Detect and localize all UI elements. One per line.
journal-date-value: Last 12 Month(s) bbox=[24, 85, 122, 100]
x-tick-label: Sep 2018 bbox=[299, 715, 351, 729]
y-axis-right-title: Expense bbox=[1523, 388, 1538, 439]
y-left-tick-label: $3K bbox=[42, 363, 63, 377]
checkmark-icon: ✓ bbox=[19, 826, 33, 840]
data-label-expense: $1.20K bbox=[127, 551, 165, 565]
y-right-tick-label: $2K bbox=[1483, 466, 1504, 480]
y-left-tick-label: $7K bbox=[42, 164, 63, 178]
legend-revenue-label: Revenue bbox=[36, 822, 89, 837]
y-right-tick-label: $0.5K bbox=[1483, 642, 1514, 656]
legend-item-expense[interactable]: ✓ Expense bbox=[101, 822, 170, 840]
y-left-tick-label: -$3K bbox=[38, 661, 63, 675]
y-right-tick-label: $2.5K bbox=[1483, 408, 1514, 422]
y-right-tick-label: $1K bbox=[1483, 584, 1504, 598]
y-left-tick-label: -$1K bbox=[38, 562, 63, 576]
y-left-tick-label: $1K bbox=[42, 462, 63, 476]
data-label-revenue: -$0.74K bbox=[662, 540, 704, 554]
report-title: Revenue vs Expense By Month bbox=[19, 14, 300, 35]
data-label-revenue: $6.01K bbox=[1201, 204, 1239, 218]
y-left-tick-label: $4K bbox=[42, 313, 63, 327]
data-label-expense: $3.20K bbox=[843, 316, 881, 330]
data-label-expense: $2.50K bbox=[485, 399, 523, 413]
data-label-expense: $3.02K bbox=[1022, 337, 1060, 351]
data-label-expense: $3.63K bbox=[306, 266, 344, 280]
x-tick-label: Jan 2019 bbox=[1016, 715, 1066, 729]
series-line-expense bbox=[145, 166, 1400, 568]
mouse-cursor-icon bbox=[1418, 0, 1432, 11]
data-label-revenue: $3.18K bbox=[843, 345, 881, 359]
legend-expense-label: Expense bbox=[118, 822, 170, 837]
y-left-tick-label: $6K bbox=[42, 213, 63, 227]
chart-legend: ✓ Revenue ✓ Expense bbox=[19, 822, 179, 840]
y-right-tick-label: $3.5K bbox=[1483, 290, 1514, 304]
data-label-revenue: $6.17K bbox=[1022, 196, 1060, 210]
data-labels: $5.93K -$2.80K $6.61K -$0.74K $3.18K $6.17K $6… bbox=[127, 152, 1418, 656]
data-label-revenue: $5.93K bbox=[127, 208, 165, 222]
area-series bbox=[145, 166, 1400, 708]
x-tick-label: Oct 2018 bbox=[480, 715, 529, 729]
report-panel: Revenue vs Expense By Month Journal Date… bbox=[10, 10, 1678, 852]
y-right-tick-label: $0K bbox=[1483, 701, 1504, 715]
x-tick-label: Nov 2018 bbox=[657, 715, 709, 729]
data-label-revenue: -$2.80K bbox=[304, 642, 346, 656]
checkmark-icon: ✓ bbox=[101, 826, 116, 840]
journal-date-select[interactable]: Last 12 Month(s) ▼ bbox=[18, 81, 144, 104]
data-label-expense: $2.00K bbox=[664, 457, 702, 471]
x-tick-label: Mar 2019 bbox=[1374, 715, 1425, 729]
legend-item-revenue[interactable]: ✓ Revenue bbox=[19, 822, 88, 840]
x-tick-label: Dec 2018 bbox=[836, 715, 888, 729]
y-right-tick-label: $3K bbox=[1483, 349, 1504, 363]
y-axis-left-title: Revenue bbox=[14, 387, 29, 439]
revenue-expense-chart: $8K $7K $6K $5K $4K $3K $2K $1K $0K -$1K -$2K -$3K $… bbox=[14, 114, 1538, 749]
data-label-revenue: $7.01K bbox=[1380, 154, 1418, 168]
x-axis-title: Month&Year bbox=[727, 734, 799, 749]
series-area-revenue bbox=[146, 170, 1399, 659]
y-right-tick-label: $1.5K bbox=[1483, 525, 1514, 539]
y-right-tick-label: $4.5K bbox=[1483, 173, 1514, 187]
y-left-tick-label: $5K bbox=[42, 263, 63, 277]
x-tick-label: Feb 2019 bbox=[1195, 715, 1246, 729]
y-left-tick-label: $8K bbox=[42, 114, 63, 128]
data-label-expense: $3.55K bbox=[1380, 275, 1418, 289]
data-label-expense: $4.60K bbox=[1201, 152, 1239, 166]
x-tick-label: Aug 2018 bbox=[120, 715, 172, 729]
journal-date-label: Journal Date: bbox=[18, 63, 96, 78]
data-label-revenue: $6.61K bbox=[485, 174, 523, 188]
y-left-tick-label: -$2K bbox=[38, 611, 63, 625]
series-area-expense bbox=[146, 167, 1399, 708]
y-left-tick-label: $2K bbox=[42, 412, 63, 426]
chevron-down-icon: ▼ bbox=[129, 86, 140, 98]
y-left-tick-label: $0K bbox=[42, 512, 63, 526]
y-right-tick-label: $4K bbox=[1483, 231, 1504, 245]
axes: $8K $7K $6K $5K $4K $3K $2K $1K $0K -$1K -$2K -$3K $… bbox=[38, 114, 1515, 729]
####
§ **SHORT EXERCISE**:
Please rewrite the items above, replacing "localize" with "locate" and leaving everything else the same.

§ **WRITTEN REPLY**:
Detect and locate all UI elements. One per line.
journal-date-value: Last 12 Month(s) bbox=[24, 85, 122, 100]
x-tick-label: Sep 2018 bbox=[299, 715, 351, 729]
y-axis-right-title: Expense bbox=[1523, 388, 1538, 439]
y-left-tick-label: $3K bbox=[42, 363, 63, 377]
checkmark-icon: ✓ bbox=[19, 826, 33, 840]
data-label-expense: $1.20K bbox=[127, 551, 165, 565]
y-right-tick-label: $2K bbox=[1483, 466, 1504, 480]
y-left-tick-label: $7K bbox=[42, 164, 63, 178]
legend-revenue-label: Revenue bbox=[36, 822, 89, 837]
y-right-tick-label: $0.5K bbox=[1483, 642, 1514, 656]
legend-item-expense[interactable]: ✓ Expense bbox=[101, 822, 170, 840]
y-left-tick-label: -$3K bbox=[38, 661, 63, 675]
y-right-tick-label: $2.5K bbox=[1483, 408, 1514, 422]
y-right-tick-label: $1K bbox=[1483, 584, 1504, 598]
y-left-tick-label: -$1K bbox=[38, 562, 63, 576]
y-left-tick-label: $1K bbox=[42, 462, 63, 476]
data-label-revenue: -$0.74K bbox=[662, 540, 704, 554]
report-title: Revenue vs Expense By Month bbox=[19, 14, 300, 35]
data-label-revenue: $6.01K bbox=[1201, 204, 1239, 218]
y-left-tick-label: $4K bbox=[42, 313, 63, 327]
data-label-expense: $3.20K bbox=[843, 316, 881, 330]
data-label-expense: $2.50K bbox=[485, 399, 523, 413]
data-label-expense: $3.02K bbox=[1022, 337, 1060, 351]
data-label-expense: $3.63K bbox=[306, 266, 344, 280]
x-tick-label: Jan 2019 bbox=[1016, 715, 1066, 729]
series-line-expense bbox=[145, 166, 1400, 568]
mouse-cursor-icon bbox=[1418, 0, 1432, 11]
data-label-revenue: $3.18K bbox=[843, 345, 881, 359]
legend-expense-label: Expense bbox=[118, 822, 170, 837]
y-left-tick-label: $6K bbox=[42, 213, 63, 227]
chart-legend: ✓ Revenue ✓ Expense bbox=[19, 822, 179, 840]
y-right-tick-label: $3.5K bbox=[1483, 290, 1514, 304]
data-label-revenue: $6.17K bbox=[1022, 196, 1060, 210]
data-labels: $5.93K -$2.80K $6.61K -$0.74K $3.18K $6.17K $6… bbox=[127, 152, 1418, 656]
data-label-revenue: $5.93K bbox=[127, 208, 165, 222]
area-series bbox=[145, 166, 1400, 708]
x-tick-label: Oct 2018 bbox=[480, 715, 529, 729]
report-panel: Revenue vs Expense By Month Journal Date… bbox=[10, 10, 1678, 852]
y-right-tick-label: $0K bbox=[1483, 701, 1504, 715]
x-tick-label: Nov 2018 bbox=[657, 715, 709, 729]
data-label-revenue: -$2.80K bbox=[304, 642, 346, 656]
checkmark-icon: ✓ bbox=[101, 826, 116, 840]
journal-date-select[interactable]: Last 12 Month(s) ▼ bbox=[18, 81, 144, 104]
data-label-expense: $2.00K bbox=[664, 457, 702, 471]
x-tick-label: Mar 2019 bbox=[1374, 715, 1425, 729]
legend-item-revenue[interactable]: ✓ Revenue bbox=[19, 822, 88, 840]
x-tick-label: Dec 2018 bbox=[836, 715, 888, 729]
y-right-tick-label: $3K bbox=[1483, 349, 1504, 363]
y-axis-left-title: Revenue bbox=[14, 387, 29, 439]
revenue-expense-chart: $8K $7K $6K $5K $4K $3K $2K $1K $0K -$1K -$2K -$3K $… bbox=[14, 114, 1538, 749]
data-label-revenue: $7.01K bbox=[1380, 154, 1418, 168]
x-axis-title: Month&Year bbox=[727, 734, 799, 749]
series-area-revenue bbox=[146, 170, 1399, 659]
y-right-tick-label: $1.5K bbox=[1483, 525, 1514, 539]
y-right-tick-label: $4.5K bbox=[1483, 173, 1514, 187]
y-left-tick-label: $5K bbox=[42, 263, 63, 277]
x-tick-label: Feb 2019 bbox=[1195, 715, 1246, 729]
y-left-tick-label: $8K bbox=[42, 114, 63, 128]
data-label-expense: $3.55K bbox=[1380, 275, 1418, 289]
data-label-expense: $4.60K bbox=[1201, 152, 1239, 166]
x-tick-label: Aug 2018 bbox=[120, 715, 172, 729]
journal-date-label: Journal Date: bbox=[18, 63, 96, 78]
data-label-revenue: $6.61K bbox=[485, 174, 523, 188]
y-left-tick-label: -$2K bbox=[38, 611, 63, 625]
series-area-expense bbox=[146, 167, 1399, 708]
y-left-tick-label: $2K bbox=[42, 412, 63, 426]
chevron-down-icon: ▼ bbox=[129, 86, 140, 98]
y-left-tick-label: $0K bbox=[42, 512, 63, 526]
y-right-tick-label: $4K bbox=[1483, 231, 1504, 245]
axes: $8K $7K $6K $5K $4K $3K $2K $1K $0K -$1K -$2K -$3K $… bbox=[38, 114, 1515, 729]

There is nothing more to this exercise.